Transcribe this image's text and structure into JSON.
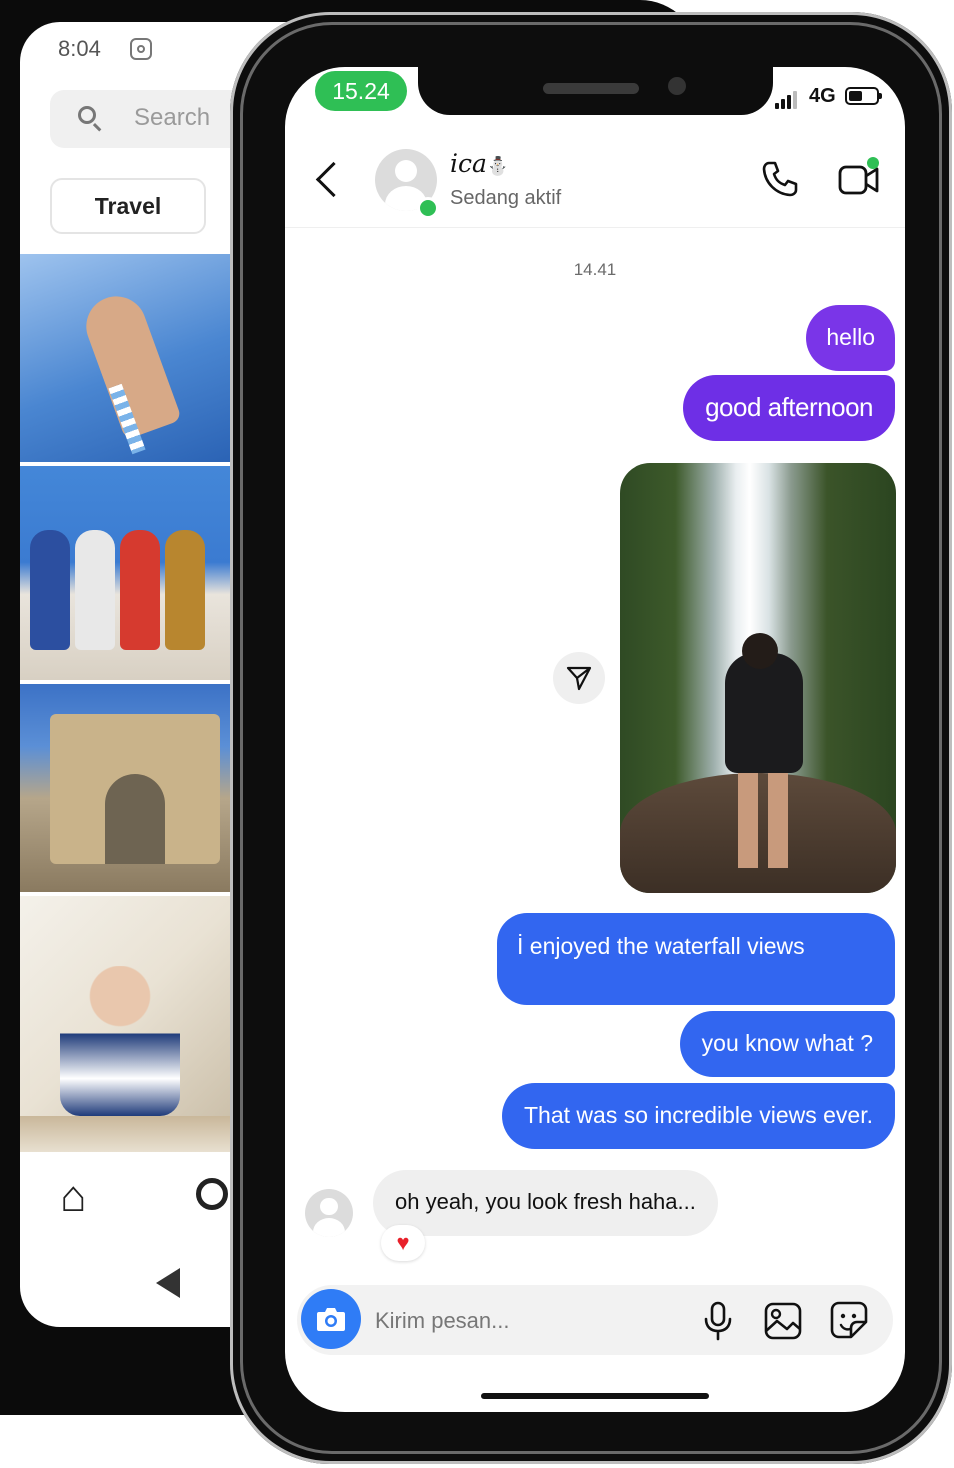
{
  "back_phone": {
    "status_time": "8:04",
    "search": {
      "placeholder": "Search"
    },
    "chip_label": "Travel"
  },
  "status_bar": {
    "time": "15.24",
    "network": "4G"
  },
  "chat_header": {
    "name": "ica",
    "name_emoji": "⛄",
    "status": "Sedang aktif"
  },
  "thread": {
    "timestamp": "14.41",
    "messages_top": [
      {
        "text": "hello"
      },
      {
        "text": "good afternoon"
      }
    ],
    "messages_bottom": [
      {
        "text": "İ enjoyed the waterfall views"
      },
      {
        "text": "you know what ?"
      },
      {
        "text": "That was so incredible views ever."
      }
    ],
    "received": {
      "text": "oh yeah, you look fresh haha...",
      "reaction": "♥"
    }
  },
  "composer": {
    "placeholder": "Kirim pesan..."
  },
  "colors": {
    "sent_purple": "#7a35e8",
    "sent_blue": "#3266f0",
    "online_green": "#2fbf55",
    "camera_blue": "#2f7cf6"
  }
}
——
Work to complete →
Copy every line above in which the string "views" shows up.

Written solution →
        "text": "İ enjoyed the waterfall views"
        "text": "That was so incredible views ever."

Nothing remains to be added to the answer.